[START EXTRACT TO READ]

What’s extra special about Trinity Irish Dance Company this season? “Everything!” said associate artistic director and Trinity dancer Chelsea Hoy in a recent phone interview. Enthusiasm has never been in short supply for Chicago’s Irish cultural treasure, but Hoy, just off the plane and catching her breath from the company’s live stage performances in Overland, Kansas this past weekend, could barely contain herself. “This was the first time in 22 months and eighteen days since the company performed in front of a live audience!” Next up is their third appearance in the Auditorium Theatre’s “Made In Chicago” series this Saturday, February 5th, and serves as a fitting send-off for the rest of their season. (See below for tickets and details).
 
Drawing a devoted Chicago audience of longtime fans from across the city’s diversity of neighborhoods, ages, cultures, and interests, the company’s performance at the Auditorium represents its mission to bring the traditions of Irish dance onto the concert dance stage as a progressive dance genre. “Trinity is the only Irish dance ensemble repertory company in the world,” Hoy said, explaining that Trinity is always creating new dance repertory, incorporating traditional Irish step dancing with idioms and influences from outside those traditions. It differs from commercial productions like “Riverdance” and “Lord of The Dance,” which design and market their tours around a single program, with a spectacle-style format, and do not develop choreographic repertoire. “The untold history is that founding artistic director Mark Howard’s early company, begun in 1990, was the impetus that opened up the possibilities for the form and led directly to commercial productions such as “Riverdance” Hoy said in an aside.

[END EXTRACT TO READ]

WHAT TO DO. In the article about Trinity Irish Dance Company, what range of things does the company's Chicago audience come from across? List each one.

[START GIVEN DATA]

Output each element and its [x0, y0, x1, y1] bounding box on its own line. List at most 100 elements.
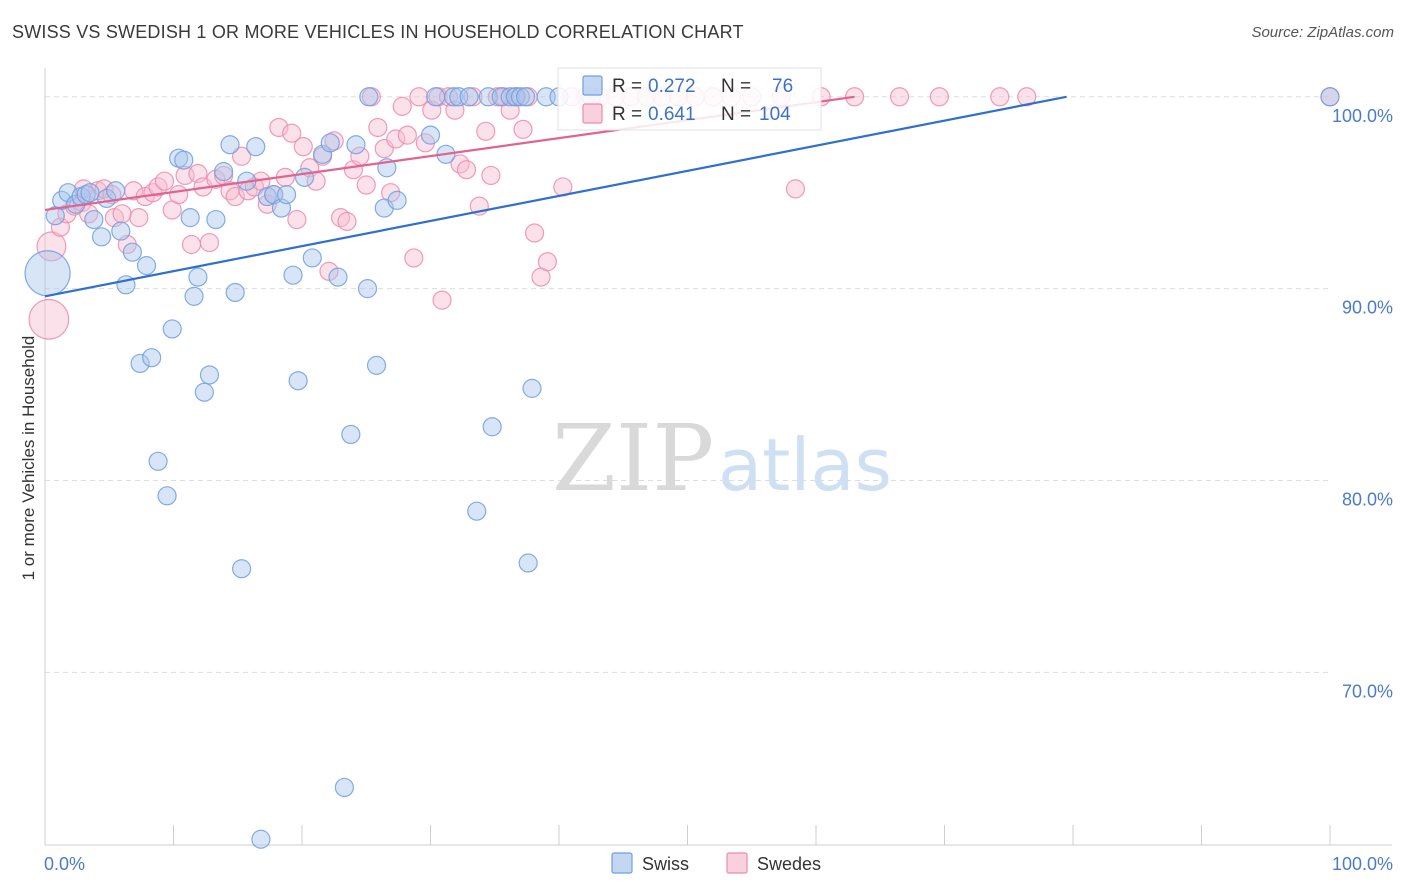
swedes-point-50 [356, 175, 376, 195]
swiss-point-16 [142, 348, 162, 368]
legend-swatch-swiss [582, 75, 603, 96]
swiss-point-61 [467, 501, 487, 521]
y-tick-label-1: 90.0% [1342, 298, 1393, 318]
swiss-point-47 [341, 424, 361, 445]
swiss-point-26 [199, 365, 220, 385]
swedes-point-95 [785, 179, 806, 199]
y-axis-title: 1 or more Vehicles in Household [19, 336, 38, 581]
bottom-legend-swatch-swiss [611, 852, 633, 874]
swedes-point-18 [154, 171, 175, 191]
tick-labels: 100.0% 90.0% 80.0% 70.0% 0.0% 100.0% [44, 106, 1393, 874]
swiss-point-50 [359, 87, 379, 107]
swedes-point-11 [112, 204, 132, 224]
swiss-point-11 [111, 221, 131, 241]
swedes-point-100 [990, 87, 1010, 107]
x-tick-label-0: 0.0% [44, 854, 85, 874]
swedes-point-22 [181, 234, 202, 255]
swedes-point-14 [129, 208, 149, 228]
bottom-legend-swatch-swedes [726, 852, 748, 874]
y-tick-label-2: 80.0% [1342, 489, 1393, 509]
swiss-point-0 [24, 250, 71, 297]
swiss-point-56 [426, 87, 446, 107]
swiss-point-45 [328, 267, 348, 287]
swedes-point-59 [409, 87, 429, 107]
swiss-point-70 [522, 378, 542, 398]
swedes-point-39 [287, 209, 307, 230]
swiss-point-10 [106, 181, 126, 201]
legend-swedes-n-value: 104 [759, 104, 791, 125]
y-tick-label-0: 100.0% [1332, 106, 1393, 126]
swiss-point-15 [136, 256, 157, 276]
legend-swatch-swedes [582, 103, 603, 124]
swiss-point-59 [449, 87, 469, 107]
swiss-point-21 [174, 150, 194, 170]
y-tick-label-3: 70.0% [1342, 681, 1393, 701]
watermark-zip: ZIP [552, 405, 714, 512]
swedes-point-70 [476, 121, 496, 141]
swiss-point-42 [302, 248, 322, 268]
swiss-point-13 [122, 242, 142, 262]
swiss-point-14 [130, 353, 150, 374]
swiss-point-8 [91, 227, 112, 247]
swedes-point-34 [257, 194, 277, 214]
swedes-point-67 [456, 160, 477, 180]
swiss-point-27 [206, 209, 226, 230]
swiss-point-43 [312, 144, 333, 164]
swedes-point-30 [232, 146, 252, 166]
swedes-point-80 [537, 252, 558, 272]
swiss-trend-line [44, 95, 1067, 298]
watermark-atlas: atlas [718, 423, 892, 507]
swedes-point-57 [397, 125, 417, 145]
swiss-point-29 [220, 135, 240, 155]
swedes-point-99 [929, 87, 949, 107]
swiss-point-58 [444, 87, 464, 107]
swiss-point-25 [194, 382, 214, 402]
swiss-point-46 [334, 777, 355, 798]
swedes-point-55 [386, 129, 406, 149]
swiss-point-68 [515, 87, 536, 107]
swiss-point-66 [505, 87, 525, 107]
bottom-legend: Swiss Swedes [611, 852, 821, 874]
legend-swiss-n-value: 76 [772, 76, 793, 97]
swiss-point-63 [482, 417, 502, 437]
legend-swiss-n-label: N = [721, 76, 751, 97]
swiss-point-19 [162, 319, 182, 339]
swedes-point-20 [169, 185, 189, 205]
bottom-legend-label-swedes: Swedes [757, 854, 821, 874]
swiss-point-40 [288, 371, 308, 391]
swiss-point-2 [52, 190, 72, 210]
swedes-point-101 [1017, 87, 1037, 107]
swiss-series [24, 87, 1340, 849]
swedes-point-63 [432, 290, 452, 310]
swiss-point-60 [459, 87, 479, 107]
swiss-point-44 [320, 133, 340, 153]
swedes-point-98 [889, 87, 910, 107]
bottom-legend-label-swiss: Swiss [642, 854, 689, 874]
swiss-point-51 [366, 355, 387, 375]
swiss-point-18 [157, 486, 177, 506]
swedes-point-47 [337, 211, 357, 232]
swiss-point-74 [1320, 87, 1340, 107]
swiss-point-28 [214, 162, 234, 182]
swedes-point-52 [368, 117, 388, 138]
axis-layer [44, 68, 1392, 846]
swiss-point-23 [184, 286, 204, 306]
legend-swedes-n-label: N = [721, 104, 751, 125]
legend-swiss-r-value: 0.272 [648, 76, 696, 97]
swiss-point-55 [420, 125, 441, 145]
swedes-point-40 [293, 137, 313, 157]
swiss-point-67 [510, 87, 531, 107]
legend-swedes-r-value: 0.641 [648, 104, 696, 125]
legend-swiss-r-label: R = [612, 76, 642, 97]
swiss-point-54 [387, 190, 407, 210]
swiss-point-69 [518, 553, 538, 573]
watermark: ZIP atlas [552, 405, 892, 512]
chart-title: SWISS VS SWEDISH 1 OR MORE VEHICLES IN H… [12, 22, 744, 42]
swiss-point-22 [180, 208, 200, 228]
swedes-point-58 [404, 248, 424, 268]
swiss-point-75 [80, 183, 100, 203]
swedes-point-56 [392, 96, 412, 116]
x-tick-label-1: 100.0% [1332, 854, 1393, 874]
swiss-point-34 [251, 829, 271, 849]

[END GIVEN DATA]

THE ANSWER. Neighborhoods, ages, cultures, and interests.